--- START OF Excerpted records ---

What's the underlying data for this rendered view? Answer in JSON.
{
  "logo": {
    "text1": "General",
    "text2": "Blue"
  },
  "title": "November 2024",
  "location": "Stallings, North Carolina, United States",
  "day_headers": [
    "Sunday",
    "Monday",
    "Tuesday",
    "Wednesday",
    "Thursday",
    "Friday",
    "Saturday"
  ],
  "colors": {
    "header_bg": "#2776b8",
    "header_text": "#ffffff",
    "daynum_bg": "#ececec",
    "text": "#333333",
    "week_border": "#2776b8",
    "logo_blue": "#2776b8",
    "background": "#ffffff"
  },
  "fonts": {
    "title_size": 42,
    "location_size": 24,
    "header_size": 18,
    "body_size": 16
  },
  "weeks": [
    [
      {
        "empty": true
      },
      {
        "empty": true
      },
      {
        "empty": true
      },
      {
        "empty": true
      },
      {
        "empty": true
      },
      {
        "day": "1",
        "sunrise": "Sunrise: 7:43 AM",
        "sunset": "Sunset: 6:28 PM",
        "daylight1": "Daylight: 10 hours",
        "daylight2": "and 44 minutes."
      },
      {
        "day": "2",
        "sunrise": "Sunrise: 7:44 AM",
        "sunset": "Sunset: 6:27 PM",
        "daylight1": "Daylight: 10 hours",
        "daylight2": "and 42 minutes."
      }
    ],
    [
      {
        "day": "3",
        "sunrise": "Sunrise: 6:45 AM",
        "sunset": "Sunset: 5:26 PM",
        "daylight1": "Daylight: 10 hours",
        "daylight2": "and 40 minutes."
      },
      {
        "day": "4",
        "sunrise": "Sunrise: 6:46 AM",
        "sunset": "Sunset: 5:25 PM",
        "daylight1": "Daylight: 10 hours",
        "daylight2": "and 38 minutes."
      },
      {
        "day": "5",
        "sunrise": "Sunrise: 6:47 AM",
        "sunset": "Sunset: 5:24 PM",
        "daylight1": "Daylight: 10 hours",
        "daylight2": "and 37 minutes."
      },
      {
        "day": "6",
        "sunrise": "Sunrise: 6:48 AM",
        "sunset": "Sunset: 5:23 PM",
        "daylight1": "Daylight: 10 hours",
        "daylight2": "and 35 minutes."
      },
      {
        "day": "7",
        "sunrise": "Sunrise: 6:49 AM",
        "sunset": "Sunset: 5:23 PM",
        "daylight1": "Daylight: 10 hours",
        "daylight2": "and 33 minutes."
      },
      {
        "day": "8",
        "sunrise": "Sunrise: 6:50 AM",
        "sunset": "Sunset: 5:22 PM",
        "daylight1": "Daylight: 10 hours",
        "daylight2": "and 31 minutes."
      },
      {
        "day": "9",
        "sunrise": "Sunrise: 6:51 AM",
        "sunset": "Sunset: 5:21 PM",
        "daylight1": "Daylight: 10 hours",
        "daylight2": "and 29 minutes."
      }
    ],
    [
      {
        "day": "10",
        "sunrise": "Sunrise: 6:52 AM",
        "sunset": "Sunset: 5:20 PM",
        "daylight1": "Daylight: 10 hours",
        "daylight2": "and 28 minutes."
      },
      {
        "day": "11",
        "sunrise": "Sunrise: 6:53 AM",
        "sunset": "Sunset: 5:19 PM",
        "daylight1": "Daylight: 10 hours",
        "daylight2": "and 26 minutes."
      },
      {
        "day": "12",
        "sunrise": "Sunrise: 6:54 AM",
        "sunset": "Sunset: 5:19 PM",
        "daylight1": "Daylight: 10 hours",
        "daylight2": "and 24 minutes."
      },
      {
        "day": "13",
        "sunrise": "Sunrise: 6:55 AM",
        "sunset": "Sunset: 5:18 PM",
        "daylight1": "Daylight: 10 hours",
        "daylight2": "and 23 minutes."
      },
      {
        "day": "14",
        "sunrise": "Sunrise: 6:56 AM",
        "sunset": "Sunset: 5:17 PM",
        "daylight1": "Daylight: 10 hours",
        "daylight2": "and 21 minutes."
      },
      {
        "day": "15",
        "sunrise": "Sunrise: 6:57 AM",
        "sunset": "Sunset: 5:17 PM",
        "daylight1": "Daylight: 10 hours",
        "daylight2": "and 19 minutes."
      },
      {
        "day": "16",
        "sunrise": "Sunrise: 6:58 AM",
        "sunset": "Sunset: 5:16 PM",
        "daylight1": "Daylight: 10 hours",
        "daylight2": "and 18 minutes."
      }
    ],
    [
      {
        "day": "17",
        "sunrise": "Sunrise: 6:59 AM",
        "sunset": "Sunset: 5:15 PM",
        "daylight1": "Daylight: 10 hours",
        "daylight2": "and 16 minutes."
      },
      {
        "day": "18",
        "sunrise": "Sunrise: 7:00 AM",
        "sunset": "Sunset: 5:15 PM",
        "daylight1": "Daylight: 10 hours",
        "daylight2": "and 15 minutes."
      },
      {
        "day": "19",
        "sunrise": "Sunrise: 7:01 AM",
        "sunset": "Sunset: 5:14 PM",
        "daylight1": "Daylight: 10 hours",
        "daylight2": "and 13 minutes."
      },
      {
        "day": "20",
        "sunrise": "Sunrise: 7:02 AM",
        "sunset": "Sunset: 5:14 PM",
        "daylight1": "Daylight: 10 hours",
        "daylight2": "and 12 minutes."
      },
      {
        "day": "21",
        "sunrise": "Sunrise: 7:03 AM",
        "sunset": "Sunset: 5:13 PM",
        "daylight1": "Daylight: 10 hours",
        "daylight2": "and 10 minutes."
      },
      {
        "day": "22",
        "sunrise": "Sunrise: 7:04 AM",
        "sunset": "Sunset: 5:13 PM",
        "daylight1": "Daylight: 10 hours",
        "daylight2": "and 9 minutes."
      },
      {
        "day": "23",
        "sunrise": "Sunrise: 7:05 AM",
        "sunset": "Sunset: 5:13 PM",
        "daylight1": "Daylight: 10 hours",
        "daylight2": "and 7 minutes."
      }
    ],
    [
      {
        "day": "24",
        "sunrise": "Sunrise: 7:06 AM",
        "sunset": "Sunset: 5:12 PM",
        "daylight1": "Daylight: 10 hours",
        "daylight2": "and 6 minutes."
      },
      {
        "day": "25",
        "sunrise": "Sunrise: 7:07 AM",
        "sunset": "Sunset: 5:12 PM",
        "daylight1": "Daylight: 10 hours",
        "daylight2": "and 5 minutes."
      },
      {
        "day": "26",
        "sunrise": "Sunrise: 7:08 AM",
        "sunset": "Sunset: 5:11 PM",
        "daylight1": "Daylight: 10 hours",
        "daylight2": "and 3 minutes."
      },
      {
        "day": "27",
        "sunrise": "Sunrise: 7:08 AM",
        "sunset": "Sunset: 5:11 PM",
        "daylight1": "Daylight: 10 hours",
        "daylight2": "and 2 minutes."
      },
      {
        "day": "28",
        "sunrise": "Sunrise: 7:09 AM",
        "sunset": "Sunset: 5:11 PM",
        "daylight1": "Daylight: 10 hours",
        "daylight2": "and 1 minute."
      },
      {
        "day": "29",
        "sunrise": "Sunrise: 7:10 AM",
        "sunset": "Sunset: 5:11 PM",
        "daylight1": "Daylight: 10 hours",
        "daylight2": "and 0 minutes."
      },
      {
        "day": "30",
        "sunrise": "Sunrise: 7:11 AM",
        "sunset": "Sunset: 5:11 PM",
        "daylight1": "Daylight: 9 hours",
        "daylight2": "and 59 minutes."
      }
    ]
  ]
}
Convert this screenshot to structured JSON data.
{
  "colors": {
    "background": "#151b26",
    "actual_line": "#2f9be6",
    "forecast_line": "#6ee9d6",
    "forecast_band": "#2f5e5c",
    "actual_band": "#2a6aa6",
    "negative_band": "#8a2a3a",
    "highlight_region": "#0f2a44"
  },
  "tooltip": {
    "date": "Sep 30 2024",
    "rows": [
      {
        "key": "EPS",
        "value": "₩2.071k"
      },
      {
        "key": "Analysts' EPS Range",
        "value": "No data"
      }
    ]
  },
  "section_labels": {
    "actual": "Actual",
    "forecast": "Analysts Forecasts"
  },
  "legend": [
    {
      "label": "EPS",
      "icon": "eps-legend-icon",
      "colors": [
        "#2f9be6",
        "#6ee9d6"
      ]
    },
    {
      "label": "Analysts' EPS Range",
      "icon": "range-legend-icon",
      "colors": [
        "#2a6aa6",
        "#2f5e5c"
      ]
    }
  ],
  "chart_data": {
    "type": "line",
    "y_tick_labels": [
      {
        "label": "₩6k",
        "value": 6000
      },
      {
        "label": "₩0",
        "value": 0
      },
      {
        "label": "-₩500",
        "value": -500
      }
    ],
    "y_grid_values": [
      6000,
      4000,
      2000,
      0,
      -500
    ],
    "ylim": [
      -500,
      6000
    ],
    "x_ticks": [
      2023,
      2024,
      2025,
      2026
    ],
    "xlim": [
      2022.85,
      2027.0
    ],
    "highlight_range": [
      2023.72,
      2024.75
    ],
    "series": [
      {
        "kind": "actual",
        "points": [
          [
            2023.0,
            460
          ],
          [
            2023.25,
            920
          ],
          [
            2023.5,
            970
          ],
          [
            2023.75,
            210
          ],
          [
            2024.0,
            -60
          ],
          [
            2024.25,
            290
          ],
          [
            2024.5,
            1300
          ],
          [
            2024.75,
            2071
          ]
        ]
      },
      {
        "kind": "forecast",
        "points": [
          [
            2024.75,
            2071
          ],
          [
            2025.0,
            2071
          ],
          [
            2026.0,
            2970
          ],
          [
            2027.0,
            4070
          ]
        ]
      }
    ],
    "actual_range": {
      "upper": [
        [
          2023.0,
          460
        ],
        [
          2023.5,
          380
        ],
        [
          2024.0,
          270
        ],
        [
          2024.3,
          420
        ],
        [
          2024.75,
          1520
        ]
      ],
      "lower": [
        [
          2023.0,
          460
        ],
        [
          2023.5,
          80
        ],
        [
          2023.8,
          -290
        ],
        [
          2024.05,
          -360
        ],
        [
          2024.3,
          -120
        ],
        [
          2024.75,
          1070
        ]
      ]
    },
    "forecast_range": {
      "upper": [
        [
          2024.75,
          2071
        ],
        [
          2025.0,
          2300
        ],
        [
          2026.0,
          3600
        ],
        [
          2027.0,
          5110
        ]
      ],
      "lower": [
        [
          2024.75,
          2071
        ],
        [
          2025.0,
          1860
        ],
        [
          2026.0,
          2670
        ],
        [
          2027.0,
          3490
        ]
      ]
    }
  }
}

--- END OF Excerpted records ---

Look over the listing above. Pick out and copy every line that includes "legend".

Solution to this problem —
  "legend": [
      "icon": "eps-legend-icon",
      "icon": "range-legend-icon",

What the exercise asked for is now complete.